◆ Entries supplied
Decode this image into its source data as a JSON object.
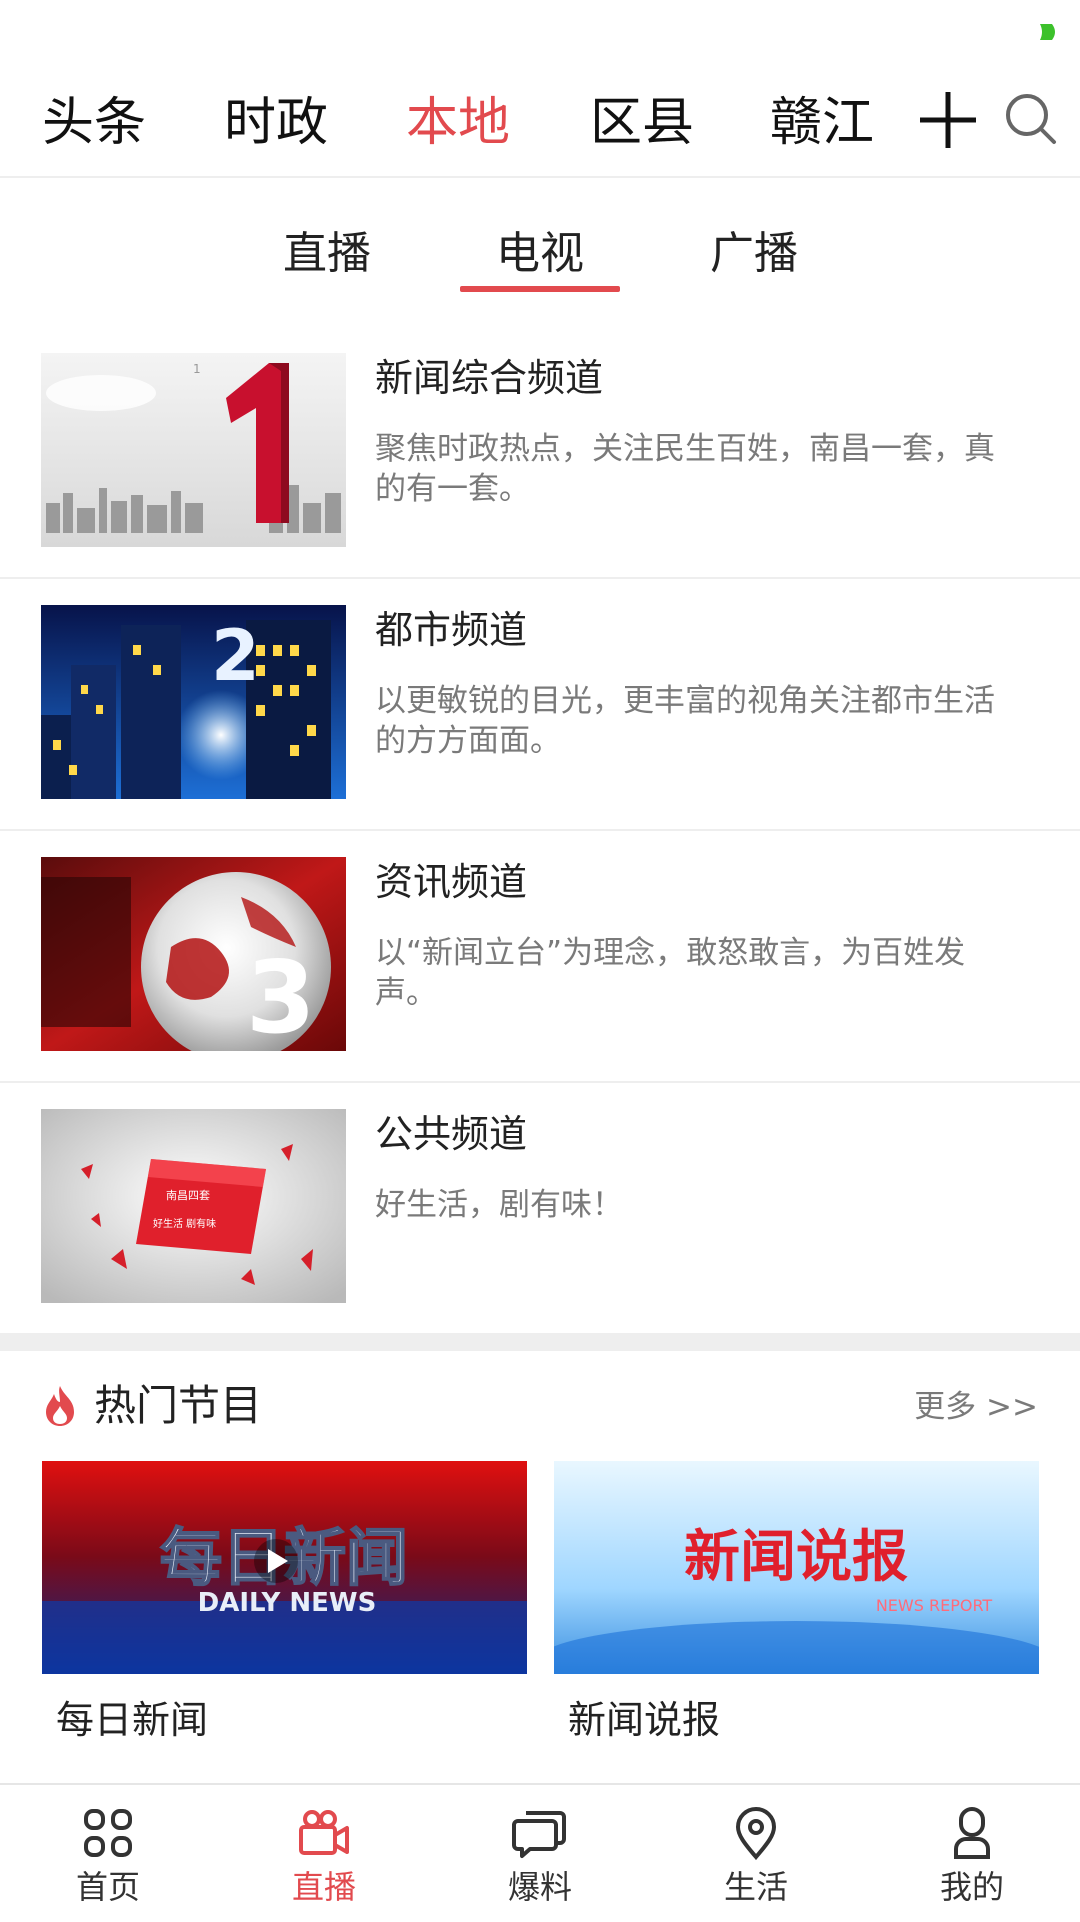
{
  "status_bar": {
    "indicator_color": "#3cc12b"
  },
  "top_nav": {
    "tabs": [
      {
        "label": "头条",
        "active": false
      },
      {
        "label": "时政",
        "active": false
      },
      {
        "label": "本地",
        "active": true
      },
      {
        "label": "区县",
        "active": false
      },
      {
        "label": "赣江",
        "active": false
      }
    ],
    "add_icon": "plus-icon",
    "search_icon": "search-icon"
  },
  "sub_tabs": [
    {
      "label": "直播",
      "active": false
    },
    {
      "label": "电视",
      "active": true
    },
    {
      "label": "广播",
      "active": false
    }
  ],
  "channels": [
    {
      "title": "新闻综合频道",
      "desc": "聚焦时政热点，关注民生百姓，南昌一套，真的有一套。",
      "thumb_text": "1"
    },
    {
      "title": "都市频道",
      "desc": "以更敏锐的目光，更丰富的视角关注都市生活的方方面面。",
      "thumb_text": "2"
    },
    {
      "title": "资讯频道",
      "desc": "以“新闻立台”为理念，敢怒敢言，为百姓发声。",
      "thumb_text": "3"
    },
    {
      "title": "公共频道",
      "desc": "好生活，剧有味！",
      "thumb_text": "南昌四套",
      "thumb_subtext": "好生活 剧有味"
    }
  ],
  "hot": {
    "title": "热门节目",
    "more": "更多 >>",
    "programs": [
      {
        "label": "每日新闻",
        "art_title": "每日新闻",
        "art_sub": "DAILY NEWS"
      },
      {
        "label": "新闻说报",
        "art_title": "新闻说报",
        "art_sub": "NEWS REPORT"
      }
    ]
  },
  "bottom_nav": [
    {
      "label": "首页",
      "icon": "grid-icon",
      "active": false
    },
    {
      "label": "直播",
      "icon": "video-camera-icon",
      "active": true
    },
    {
      "label": "爆料",
      "icon": "chat-bubble-icon",
      "active": false
    },
    {
      "label": "生活",
      "icon": "location-pin-icon",
      "active": false
    },
    {
      "label": "我的",
      "icon": "user-icon",
      "active": false
    }
  ],
  "colors": {
    "accent": "#e24a4e",
    "text": "#222222",
    "muted": "#7a7a7a",
    "divider": "#eeeeee"
  }
}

◆ Exercise details
The lines to collect are those holding the string "icon"; copy them all.

◆ Full output
    "add_icon": "plus-icon",
    "search_icon": "search-icon"
      "icon": "grid-icon",
      "icon": "video-camera-icon",
      "icon": "chat-bubble-icon",
      "icon": "location-pin-icon",
      "icon": "user-icon",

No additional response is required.